## Aim of the task
Report only how many lines of the entries below contain the string "әдістемелік".

Collected data:
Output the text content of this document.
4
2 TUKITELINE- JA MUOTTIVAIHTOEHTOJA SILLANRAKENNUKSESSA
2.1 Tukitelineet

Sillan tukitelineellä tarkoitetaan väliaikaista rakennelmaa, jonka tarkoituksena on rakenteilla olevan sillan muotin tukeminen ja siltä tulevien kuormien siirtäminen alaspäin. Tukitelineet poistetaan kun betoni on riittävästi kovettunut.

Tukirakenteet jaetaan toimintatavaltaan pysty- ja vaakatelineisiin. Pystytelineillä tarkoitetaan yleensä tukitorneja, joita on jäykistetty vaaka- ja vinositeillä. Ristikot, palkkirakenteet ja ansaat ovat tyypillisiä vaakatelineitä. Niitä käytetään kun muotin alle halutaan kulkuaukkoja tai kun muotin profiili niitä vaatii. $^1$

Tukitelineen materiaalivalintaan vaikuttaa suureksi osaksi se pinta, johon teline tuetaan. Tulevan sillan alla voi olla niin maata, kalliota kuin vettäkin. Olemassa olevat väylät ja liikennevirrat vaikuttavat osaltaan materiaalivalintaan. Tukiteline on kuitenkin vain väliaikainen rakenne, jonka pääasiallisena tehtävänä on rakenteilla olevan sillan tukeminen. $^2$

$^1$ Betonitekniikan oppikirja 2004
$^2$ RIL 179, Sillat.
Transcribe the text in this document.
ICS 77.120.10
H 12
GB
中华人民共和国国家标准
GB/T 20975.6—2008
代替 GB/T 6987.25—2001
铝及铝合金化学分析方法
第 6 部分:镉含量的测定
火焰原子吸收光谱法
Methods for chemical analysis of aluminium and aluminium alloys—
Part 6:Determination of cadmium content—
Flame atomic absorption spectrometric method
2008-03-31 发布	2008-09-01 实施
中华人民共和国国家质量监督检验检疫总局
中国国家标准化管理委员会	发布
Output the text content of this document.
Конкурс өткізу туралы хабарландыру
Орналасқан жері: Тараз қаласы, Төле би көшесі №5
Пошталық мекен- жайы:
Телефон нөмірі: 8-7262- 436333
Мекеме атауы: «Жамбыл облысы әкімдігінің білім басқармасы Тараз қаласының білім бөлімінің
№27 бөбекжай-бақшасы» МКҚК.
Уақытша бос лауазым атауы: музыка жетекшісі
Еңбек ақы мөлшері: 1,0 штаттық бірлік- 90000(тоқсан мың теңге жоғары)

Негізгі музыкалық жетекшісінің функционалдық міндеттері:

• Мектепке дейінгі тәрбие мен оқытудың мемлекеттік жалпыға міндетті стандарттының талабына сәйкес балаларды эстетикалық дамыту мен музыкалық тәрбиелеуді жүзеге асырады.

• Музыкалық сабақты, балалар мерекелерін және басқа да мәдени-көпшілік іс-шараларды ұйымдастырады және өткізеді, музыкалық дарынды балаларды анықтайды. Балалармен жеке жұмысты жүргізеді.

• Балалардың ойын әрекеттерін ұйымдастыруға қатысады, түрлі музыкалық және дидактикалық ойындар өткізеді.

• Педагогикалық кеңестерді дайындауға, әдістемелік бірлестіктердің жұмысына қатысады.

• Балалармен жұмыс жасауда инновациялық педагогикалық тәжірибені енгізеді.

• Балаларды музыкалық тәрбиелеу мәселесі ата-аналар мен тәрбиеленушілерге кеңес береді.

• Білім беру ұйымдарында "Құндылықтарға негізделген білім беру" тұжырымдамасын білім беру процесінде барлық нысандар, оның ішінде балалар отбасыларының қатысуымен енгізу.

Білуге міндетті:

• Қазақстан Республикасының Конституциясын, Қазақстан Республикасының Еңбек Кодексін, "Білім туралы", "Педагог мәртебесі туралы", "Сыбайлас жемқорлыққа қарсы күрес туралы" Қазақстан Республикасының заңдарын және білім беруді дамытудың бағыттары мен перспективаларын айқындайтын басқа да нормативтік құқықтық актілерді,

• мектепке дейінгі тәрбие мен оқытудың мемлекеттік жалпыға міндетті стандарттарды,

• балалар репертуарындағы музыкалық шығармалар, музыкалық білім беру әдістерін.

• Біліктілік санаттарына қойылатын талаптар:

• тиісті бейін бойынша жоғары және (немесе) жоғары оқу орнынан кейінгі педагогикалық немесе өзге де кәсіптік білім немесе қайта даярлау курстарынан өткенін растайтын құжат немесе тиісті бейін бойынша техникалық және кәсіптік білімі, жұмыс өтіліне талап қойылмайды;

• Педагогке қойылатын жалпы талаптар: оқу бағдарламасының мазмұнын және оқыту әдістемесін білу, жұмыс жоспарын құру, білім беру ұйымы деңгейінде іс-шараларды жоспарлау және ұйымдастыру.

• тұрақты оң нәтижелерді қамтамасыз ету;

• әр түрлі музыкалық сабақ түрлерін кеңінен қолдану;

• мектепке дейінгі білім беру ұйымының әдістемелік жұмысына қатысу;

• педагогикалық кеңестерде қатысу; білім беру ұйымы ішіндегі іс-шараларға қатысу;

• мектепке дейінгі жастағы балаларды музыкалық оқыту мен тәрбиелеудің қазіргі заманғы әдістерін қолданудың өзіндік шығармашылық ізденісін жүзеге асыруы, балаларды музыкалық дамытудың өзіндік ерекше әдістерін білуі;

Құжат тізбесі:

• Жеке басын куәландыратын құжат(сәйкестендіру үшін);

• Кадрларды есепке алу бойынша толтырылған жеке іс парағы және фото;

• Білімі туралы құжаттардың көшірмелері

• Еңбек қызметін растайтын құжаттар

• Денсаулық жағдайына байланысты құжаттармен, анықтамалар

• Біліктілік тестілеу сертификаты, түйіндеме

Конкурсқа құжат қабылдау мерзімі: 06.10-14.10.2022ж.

## Task answer
2